§ Stated goal
Find every line with the string "this" in it, count them, and reply with that count only.
***** Extracted records
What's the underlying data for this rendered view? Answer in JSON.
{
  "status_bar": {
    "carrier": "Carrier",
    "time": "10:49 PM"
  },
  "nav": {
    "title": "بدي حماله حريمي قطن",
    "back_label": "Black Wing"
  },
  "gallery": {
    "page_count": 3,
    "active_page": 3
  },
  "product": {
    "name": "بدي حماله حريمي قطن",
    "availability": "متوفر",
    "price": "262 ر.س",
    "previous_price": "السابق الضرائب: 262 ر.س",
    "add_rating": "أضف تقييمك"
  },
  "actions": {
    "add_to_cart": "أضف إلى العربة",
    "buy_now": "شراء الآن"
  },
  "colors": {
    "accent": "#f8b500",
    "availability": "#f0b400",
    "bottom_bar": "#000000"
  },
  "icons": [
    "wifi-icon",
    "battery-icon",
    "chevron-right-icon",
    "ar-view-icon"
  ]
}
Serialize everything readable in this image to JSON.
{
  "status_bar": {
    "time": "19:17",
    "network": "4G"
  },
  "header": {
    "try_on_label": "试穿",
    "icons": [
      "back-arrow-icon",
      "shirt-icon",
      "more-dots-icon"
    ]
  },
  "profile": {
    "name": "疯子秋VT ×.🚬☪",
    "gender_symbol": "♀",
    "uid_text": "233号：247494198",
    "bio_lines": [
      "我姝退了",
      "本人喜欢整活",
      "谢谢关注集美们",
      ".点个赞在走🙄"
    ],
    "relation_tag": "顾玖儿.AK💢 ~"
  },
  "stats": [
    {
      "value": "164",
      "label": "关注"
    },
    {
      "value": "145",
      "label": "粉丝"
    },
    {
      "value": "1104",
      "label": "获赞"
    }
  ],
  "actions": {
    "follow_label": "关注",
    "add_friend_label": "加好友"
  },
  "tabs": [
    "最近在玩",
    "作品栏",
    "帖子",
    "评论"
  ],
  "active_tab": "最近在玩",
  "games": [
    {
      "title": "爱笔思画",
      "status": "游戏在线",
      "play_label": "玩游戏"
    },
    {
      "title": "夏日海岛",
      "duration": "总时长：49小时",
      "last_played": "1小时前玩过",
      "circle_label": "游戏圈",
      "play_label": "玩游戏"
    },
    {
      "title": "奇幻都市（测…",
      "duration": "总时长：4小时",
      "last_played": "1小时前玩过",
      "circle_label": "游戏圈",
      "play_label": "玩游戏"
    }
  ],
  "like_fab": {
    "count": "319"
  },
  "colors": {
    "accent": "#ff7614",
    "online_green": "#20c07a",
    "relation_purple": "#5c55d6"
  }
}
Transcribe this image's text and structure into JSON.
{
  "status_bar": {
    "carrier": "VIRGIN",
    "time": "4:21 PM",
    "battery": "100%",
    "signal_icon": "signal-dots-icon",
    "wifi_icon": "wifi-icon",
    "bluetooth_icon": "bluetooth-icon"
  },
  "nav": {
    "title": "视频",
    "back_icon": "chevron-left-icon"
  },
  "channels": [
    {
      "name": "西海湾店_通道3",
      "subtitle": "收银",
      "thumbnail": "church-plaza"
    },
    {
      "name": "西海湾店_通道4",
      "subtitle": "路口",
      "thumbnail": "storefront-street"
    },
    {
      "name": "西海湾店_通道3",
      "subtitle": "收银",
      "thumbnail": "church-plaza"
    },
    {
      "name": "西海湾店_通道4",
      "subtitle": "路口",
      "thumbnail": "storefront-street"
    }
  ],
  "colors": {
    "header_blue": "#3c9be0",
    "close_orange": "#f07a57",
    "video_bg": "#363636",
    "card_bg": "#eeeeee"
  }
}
**********
§ Written answer
3